● Problem to work on: Write out the records that appear below, verbatim and complete, but without pictures.

Stored records:
# # # # # # #
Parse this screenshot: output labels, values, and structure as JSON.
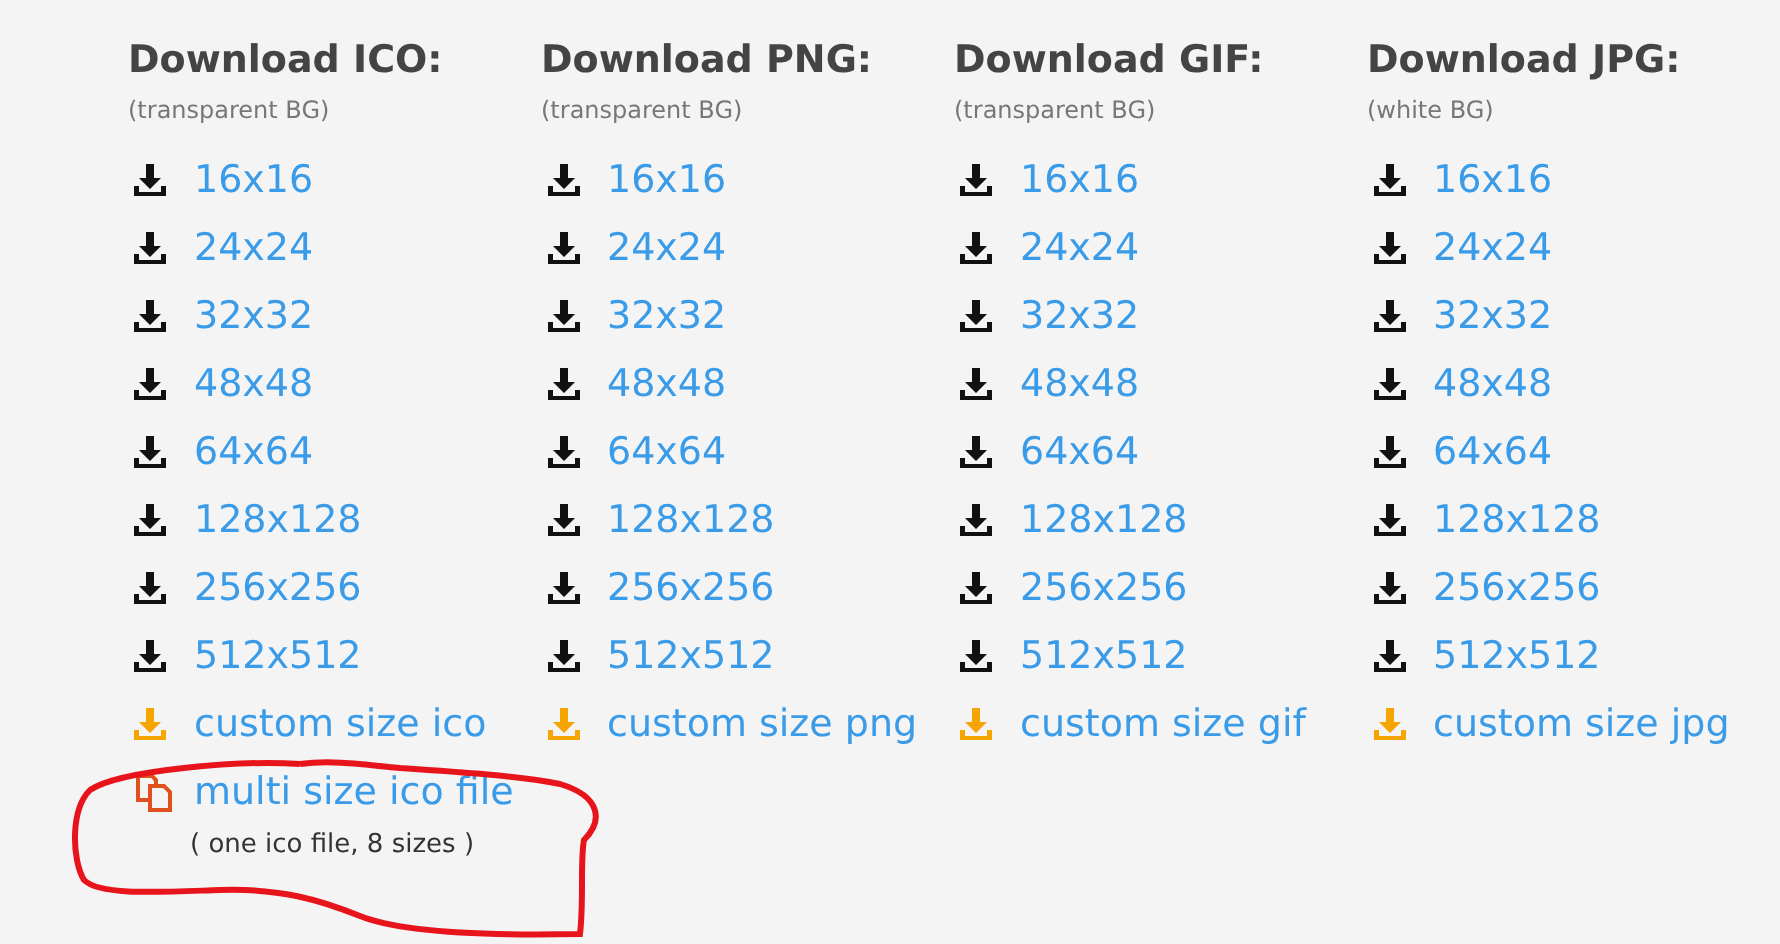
{
  "columns": [
    {
      "title": "Download ICO:",
      "note": "(transparent BG)",
      "links": [
        {
          "label": "16x16",
          "kind": "size"
        },
        {
          "label": "24x24",
          "kind": "size"
        },
        {
          "label": "32x32",
          "kind": "size"
        },
        {
          "label": "48x48",
          "kind": "size"
        },
        {
          "label": "64x64",
          "kind": "size"
        },
        {
          "label": "128x128",
          "kind": "size"
        },
        {
          "label": "256x256",
          "kind": "size"
        },
        {
          "label": "512x512",
          "kind": "size"
        },
        {
          "label": "custom size ico",
          "kind": "custom"
        }
      ],
      "multi": {
        "label": "multi size ico file",
        "note": "( one ico file, 8 sizes )"
      }
    },
    {
      "title": "Download PNG:",
      "note": "(transparent BG)",
      "links": [
        {
          "label": "16x16",
          "kind": "size"
        },
        {
          "label": "24x24",
          "kind": "size"
        },
        {
          "label": "32x32",
          "kind": "size"
        },
        {
          "label": "48x48",
          "kind": "size"
        },
        {
          "label": "64x64",
          "kind": "size"
        },
        {
          "label": "128x128",
          "kind": "size"
        },
        {
          "label": "256x256",
          "kind": "size"
        },
        {
          "label": "512x512",
          "kind": "size"
        },
        {
          "label": "custom size png",
          "kind": "custom"
        }
      ]
    },
    {
      "title": "Download GIF:",
      "note": "(transparent BG)",
      "links": [
        {
          "label": "16x16",
          "kind": "size"
        },
        {
          "label": "24x24",
          "kind": "size"
        },
        {
          "label": "32x32",
          "kind": "size"
        },
        {
          "label": "48x48",
          "kind": "size"
        },
        {
          "label": "64x64",
          "kind": "size"
        },
        {
          "label": "128x128",
          "kind": "size"
        },
        {
          "label": "256x256",
          "kind": "size"
        },
        {
          "label": "512x512",
          "kind": "size"
        },
        {
          "label": "custom size gif",
          "kind": "custom"
        }
      ]
    },
    {
      "title": "Download JPG:",
      "note": "(white BG)",
      "links": [
        {
          "label": "16x16",
          "kind": "size"
        },
        {
          "label": "24x24",
          "kind": "size"
        },
        {
          "label": "32x32",
          "kind": "size"
        },
        {
          "label": "48x48",
          "kind": "size"
        },
        {
          "label": "64x64",
          "kind": "size"
        },
        {
          "label": "128x128",
          "kind": "size"
        },
        {
          "label": "256x256",
          "kind": "size"
        },
        {
          "label": "512x512",
          "kind": "size"
        },
        {
          "label": "custom size jpg",
          "kind": "custom"
        }
      ]
    }
  ]
}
# # # # # # #
● Correct result:
Parse this screenshot: output labels, values, and structure as JSON.
{
  "columns": [
    {
      "title": "Download ICO:",
      "note": "(transparent BG)",
      "links": [
        {
          "label": "16x16",
          "kind": "size"
        },
        {
          "label": "24x24",
          "kind": "size"
        },
        {
          "label": "32x32",
          "kind": "size"
        },
        {
          "label": "48x48",
          "kind": "size"
        },
        {
          "label": "64x64",
          "kind": "size"
        },
        {
          "label": "128x128",
          "kind": "size"
        },
        {
          "label": "256x256",
          "kind": "size"
        },
        {
          "label": "512x512",
          "kind": "size"
        },
        {
          "label": "custom size ico",
          "kind": "custom"
        }
      ],
      "multi": {
        "label": "multi size ico file",
        "note": "( one ico file, 8 sizes )"
      }
    },
    {
      "title": "Download PNG:",
      "note": "(transparent BG)",
      "links": [
        {
          "label": "16x16",
          "kind": "size"
        },
        {
          "label": "24x24",
          "kind": "size"
        },
        {
          "label": "32x32",
          "kind": "size"
        },
        {
          "label": "48x48",
          "kind": "size"
        },
        {
          "label": "64x64",
          "kind": "size"
        },
        {
          "label": "128x128",
          "kind": "size"
        },
        {
          "label": "256x256",
          "kind": "size"
        },
        {
          "label": "512x512",
          "kind": "size"
        },
        {
          "label": "custom size png",
          "kind": "custom"
        }
      ]
    },
    {
      "title": "Download GIF:",
      "note": "(transparent BG)",
      "links": [
        {
          "label": "16x16",
          "kind": "size"
        },
        {
          "label": "24x24",
          "kind": "size"
        },
        {
          "label": "32x32",
          "kind": "size"
        },
        {
          "label": "48x48",
          "kind": "size"
        },
        {
          "label": "64x64",
          "kind": "size"
        },
        {
          "label": "128x128",
          "kind": "size"
        },
        {
          "label": "256x256",
          "kind": "size"
        },
        {
          "label": "512x512",
          "kind": "size"
        },
        {
          "label": "custom size gif",
          "kind": "custom"
        }
      ]
    },
    {
      "title": "Download JPG:",
      "note": "(white BG)",
      "links": [
        {
          "label": "16x16",
          "kind": "size"
        },
        {
          "label": "24x24",
          "kind": "size"
        },
        {
          "label": "32x32",
          "kind": "size"
        },
        {
          "label": "48x48",
          "kind": "size"
        },
        {
          "label": "64x64",
          "kind": "size"
        },
        {
          "label": "128x128",
          "kind": "size"
        },
        {
          "label": "256x256",
          "kind": "size"
        },
        {
          "label": "512x512",
          "kind": "size"
        },
        {
          "label": "custom size jpg",
          "kind": "custom"
        }
      ]
    }
  ]
}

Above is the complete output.